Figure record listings
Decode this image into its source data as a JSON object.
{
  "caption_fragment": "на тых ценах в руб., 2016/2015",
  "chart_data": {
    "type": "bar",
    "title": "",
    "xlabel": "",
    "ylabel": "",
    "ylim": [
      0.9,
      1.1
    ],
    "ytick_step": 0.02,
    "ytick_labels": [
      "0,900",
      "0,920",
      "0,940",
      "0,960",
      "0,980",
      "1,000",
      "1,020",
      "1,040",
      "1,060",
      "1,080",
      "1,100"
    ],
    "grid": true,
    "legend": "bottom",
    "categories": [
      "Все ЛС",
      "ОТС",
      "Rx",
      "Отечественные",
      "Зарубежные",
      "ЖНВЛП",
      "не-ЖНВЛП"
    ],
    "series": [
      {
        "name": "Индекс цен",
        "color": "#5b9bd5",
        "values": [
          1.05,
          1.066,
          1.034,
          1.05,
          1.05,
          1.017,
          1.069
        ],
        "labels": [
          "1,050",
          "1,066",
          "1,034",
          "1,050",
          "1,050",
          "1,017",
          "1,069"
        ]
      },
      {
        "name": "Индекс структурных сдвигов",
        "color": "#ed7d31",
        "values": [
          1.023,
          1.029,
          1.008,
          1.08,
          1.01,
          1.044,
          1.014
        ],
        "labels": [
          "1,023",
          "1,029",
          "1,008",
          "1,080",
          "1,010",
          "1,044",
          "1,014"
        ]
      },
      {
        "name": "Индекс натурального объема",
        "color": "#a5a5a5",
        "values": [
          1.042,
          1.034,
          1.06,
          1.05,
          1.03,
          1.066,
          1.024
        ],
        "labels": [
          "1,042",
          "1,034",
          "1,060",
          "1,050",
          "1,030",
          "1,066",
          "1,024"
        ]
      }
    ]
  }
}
* * *
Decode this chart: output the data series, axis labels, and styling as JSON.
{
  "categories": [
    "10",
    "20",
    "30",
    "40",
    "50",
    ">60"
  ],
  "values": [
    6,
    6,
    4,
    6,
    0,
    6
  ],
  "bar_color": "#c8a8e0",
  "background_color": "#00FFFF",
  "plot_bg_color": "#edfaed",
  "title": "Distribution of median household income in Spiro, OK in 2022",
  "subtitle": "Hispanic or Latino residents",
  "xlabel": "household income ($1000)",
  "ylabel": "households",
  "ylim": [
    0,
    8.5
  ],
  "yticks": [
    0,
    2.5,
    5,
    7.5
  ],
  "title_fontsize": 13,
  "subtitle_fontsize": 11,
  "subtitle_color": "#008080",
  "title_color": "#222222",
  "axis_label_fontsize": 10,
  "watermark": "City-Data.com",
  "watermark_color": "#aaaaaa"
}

▶ [Short task] Go through the records above and copy every line with the word "series".

▶ [Reply to the exercise]
    "series": [
Decode this chart: output the data series, axis labels, and styling as JSON.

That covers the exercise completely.